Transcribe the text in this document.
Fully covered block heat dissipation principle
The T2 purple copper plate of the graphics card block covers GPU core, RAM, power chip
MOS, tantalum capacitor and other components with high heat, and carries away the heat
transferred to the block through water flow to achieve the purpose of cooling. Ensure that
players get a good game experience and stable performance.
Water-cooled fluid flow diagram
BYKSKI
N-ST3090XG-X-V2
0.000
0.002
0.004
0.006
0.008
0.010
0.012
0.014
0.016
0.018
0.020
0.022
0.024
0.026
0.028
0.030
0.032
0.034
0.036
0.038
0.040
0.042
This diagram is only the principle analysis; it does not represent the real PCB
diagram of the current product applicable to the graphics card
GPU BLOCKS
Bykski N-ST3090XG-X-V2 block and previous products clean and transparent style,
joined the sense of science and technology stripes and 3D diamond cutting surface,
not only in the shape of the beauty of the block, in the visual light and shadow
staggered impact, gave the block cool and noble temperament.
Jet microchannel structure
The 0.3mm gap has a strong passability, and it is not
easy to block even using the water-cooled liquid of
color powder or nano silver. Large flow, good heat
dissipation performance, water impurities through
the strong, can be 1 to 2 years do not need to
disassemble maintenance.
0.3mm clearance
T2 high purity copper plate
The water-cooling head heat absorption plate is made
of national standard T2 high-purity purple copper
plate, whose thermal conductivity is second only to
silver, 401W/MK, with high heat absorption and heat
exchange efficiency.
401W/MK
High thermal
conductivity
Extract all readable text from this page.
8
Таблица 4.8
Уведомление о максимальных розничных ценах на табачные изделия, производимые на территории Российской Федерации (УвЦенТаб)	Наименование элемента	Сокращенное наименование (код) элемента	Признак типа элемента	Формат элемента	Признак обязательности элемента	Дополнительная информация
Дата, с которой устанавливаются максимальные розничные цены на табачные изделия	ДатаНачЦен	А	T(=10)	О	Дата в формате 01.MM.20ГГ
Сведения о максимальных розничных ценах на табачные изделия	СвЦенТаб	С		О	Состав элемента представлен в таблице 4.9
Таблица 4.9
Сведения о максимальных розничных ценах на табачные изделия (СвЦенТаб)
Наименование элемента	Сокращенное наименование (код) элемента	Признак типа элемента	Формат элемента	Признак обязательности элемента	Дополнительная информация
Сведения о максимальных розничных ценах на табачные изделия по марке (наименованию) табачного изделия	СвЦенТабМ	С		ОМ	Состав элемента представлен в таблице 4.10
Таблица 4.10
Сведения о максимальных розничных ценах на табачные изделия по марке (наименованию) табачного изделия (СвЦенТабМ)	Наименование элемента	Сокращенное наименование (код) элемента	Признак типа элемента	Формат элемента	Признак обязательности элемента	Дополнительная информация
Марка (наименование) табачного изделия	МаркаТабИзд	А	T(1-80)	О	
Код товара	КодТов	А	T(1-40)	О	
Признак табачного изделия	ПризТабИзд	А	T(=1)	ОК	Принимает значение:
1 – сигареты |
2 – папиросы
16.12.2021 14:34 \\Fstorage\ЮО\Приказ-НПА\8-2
...
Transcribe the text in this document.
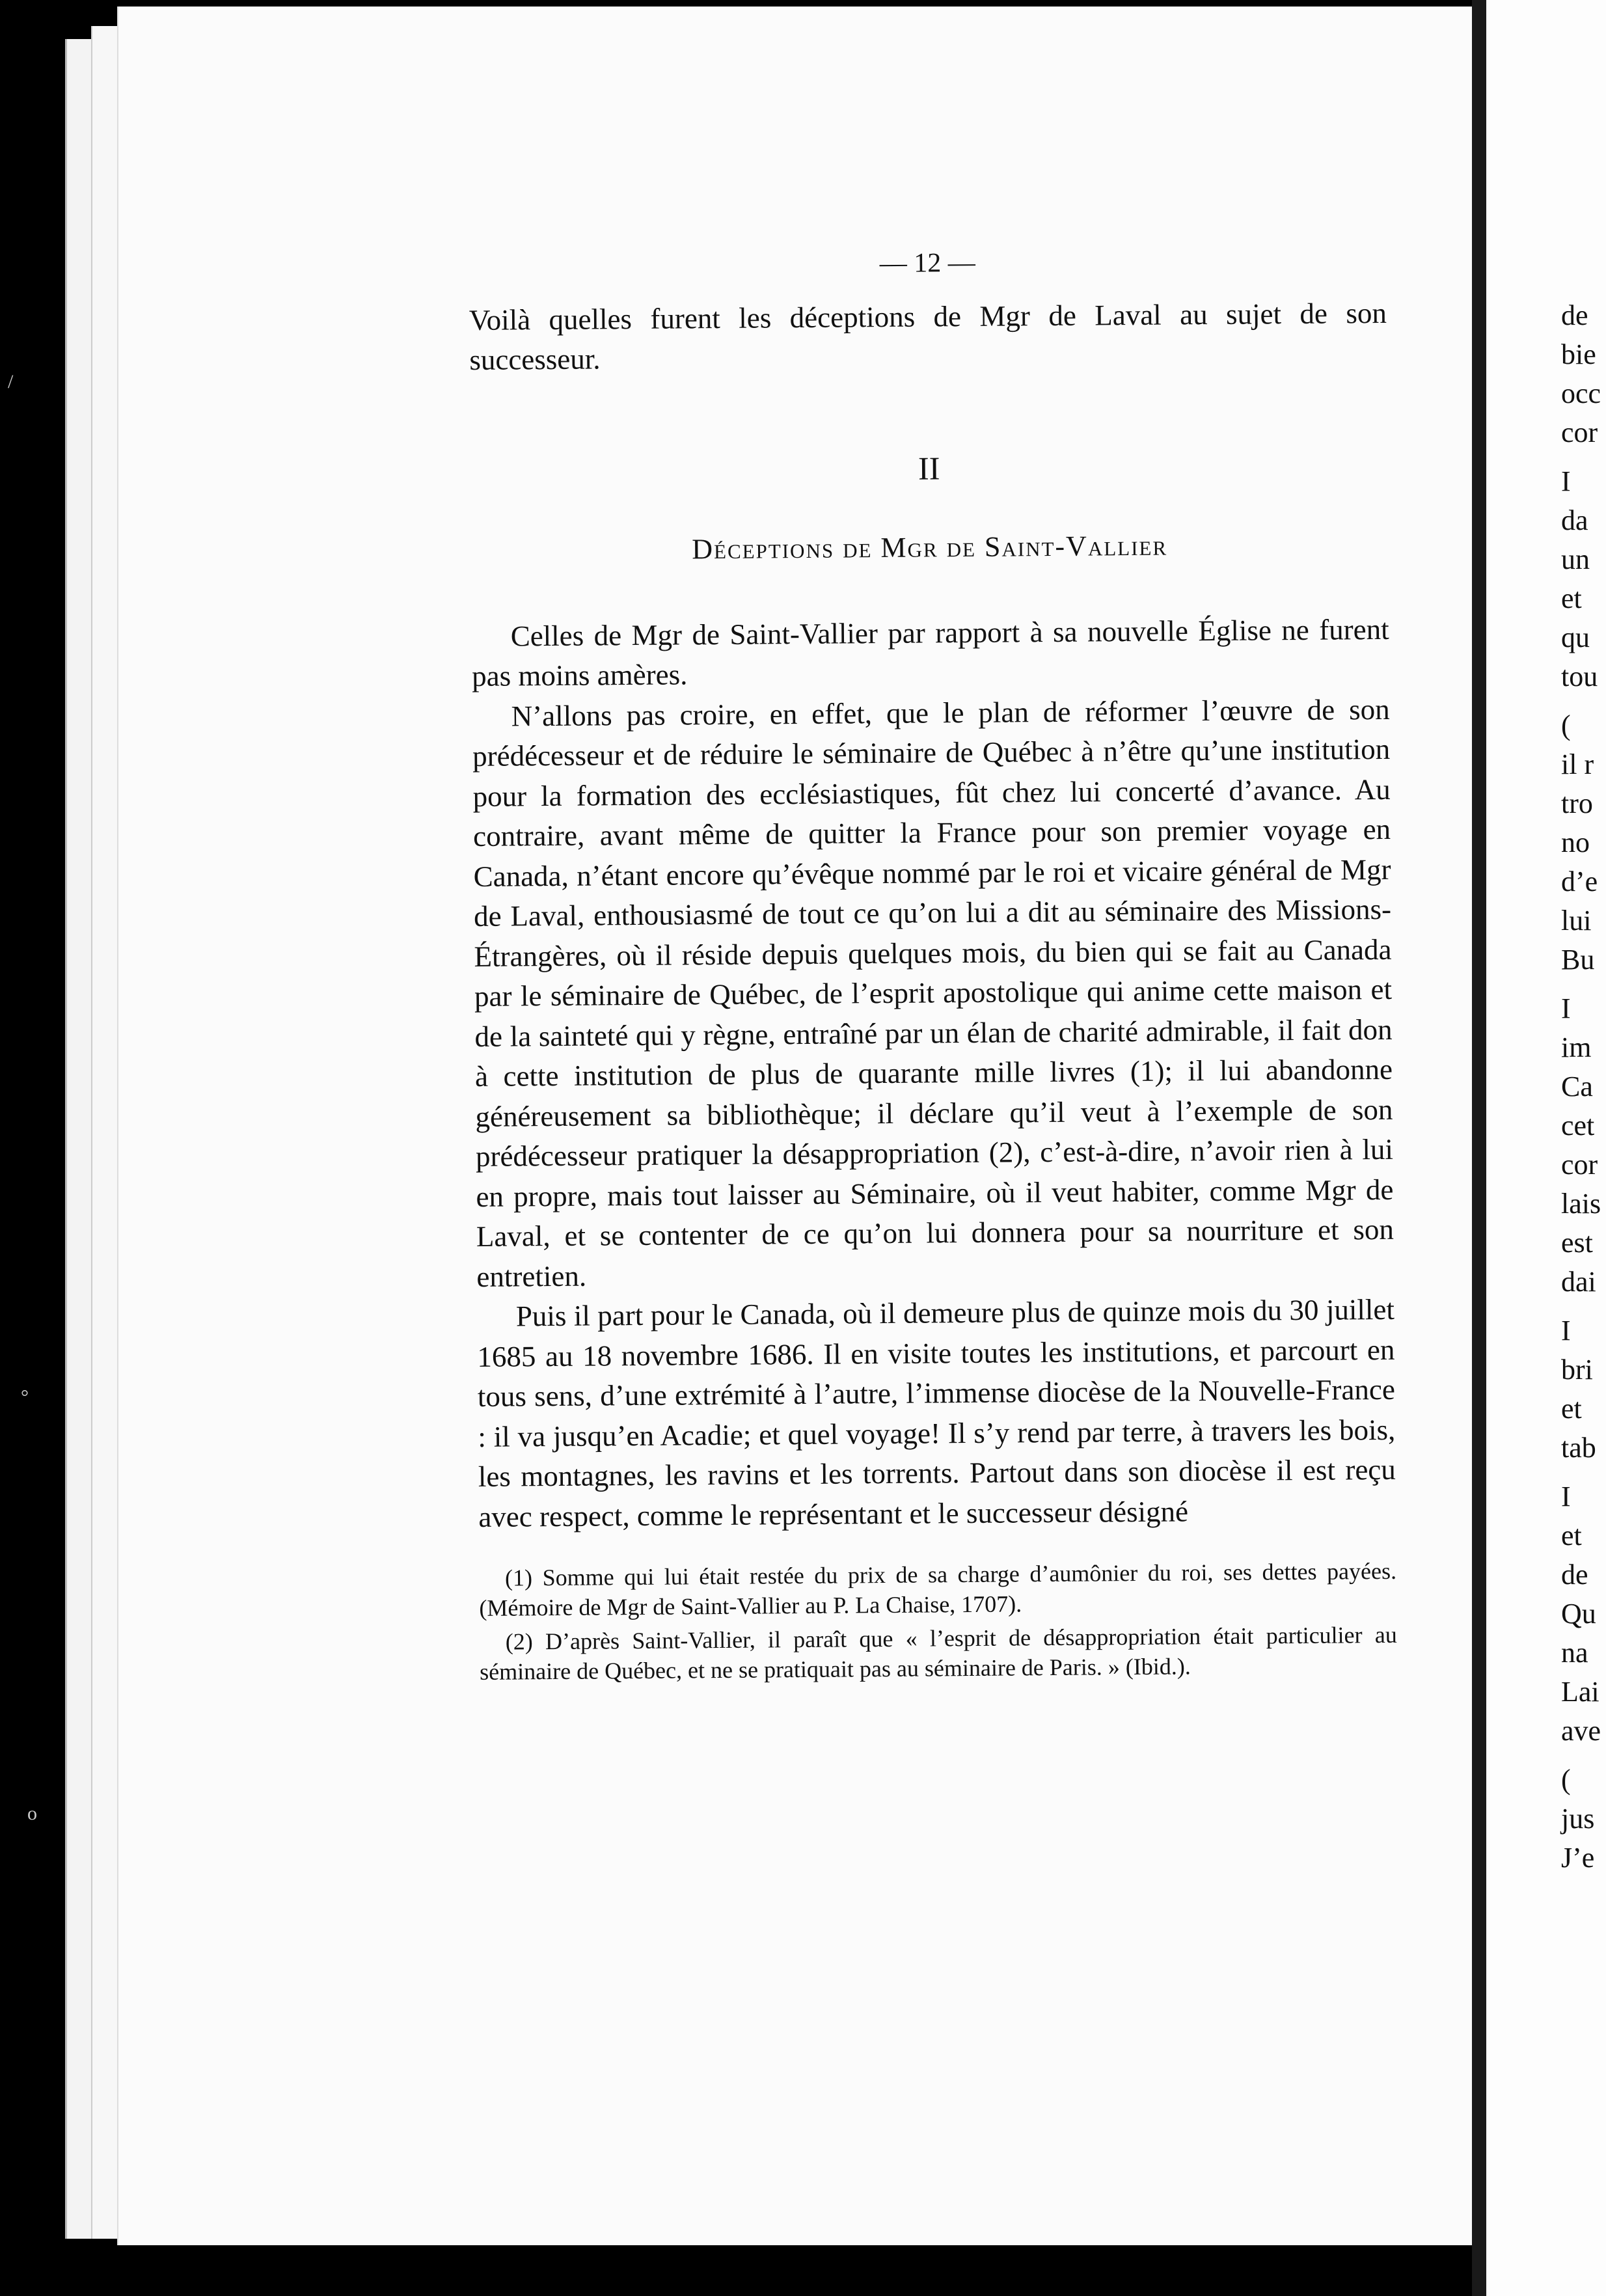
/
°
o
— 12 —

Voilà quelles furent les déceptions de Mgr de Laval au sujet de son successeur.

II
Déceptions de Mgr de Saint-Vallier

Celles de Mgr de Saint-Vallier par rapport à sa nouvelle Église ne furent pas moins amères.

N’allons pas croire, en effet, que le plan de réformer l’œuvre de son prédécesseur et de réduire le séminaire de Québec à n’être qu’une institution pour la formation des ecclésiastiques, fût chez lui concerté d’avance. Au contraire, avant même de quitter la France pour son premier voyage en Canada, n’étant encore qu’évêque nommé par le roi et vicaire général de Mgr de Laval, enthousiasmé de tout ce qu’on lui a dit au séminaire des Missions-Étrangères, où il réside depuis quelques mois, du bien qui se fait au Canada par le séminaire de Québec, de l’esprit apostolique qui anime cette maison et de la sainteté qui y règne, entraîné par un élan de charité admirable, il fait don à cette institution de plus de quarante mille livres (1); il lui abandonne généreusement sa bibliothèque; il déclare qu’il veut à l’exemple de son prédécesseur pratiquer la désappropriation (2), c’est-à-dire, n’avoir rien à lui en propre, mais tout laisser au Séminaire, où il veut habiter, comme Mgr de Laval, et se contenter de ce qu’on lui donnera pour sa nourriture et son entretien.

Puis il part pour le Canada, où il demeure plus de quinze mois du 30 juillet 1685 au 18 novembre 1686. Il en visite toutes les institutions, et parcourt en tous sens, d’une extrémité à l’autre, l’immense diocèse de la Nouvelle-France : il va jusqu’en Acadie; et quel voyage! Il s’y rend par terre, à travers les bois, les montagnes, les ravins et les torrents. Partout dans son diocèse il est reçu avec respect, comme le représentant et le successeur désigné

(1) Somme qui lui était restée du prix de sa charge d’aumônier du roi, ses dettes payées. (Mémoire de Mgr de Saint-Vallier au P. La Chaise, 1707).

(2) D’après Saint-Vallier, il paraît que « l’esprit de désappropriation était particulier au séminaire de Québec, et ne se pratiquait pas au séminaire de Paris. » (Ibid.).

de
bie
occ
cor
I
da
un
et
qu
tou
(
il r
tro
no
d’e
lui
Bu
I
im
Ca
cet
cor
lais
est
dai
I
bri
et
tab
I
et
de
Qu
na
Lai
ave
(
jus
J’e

• **DO THIS**
Gather every line from the entries above where the word "plate" appears, and copy them.

• **WRITTEN RESPONSE**
The T2 purple copper plate of the graphics card block covers GPU core, RAM, power chip
T2 high purity copper plate
The water-cooling head heat absorption plate is made
plate, whose thermal conductivity is second only to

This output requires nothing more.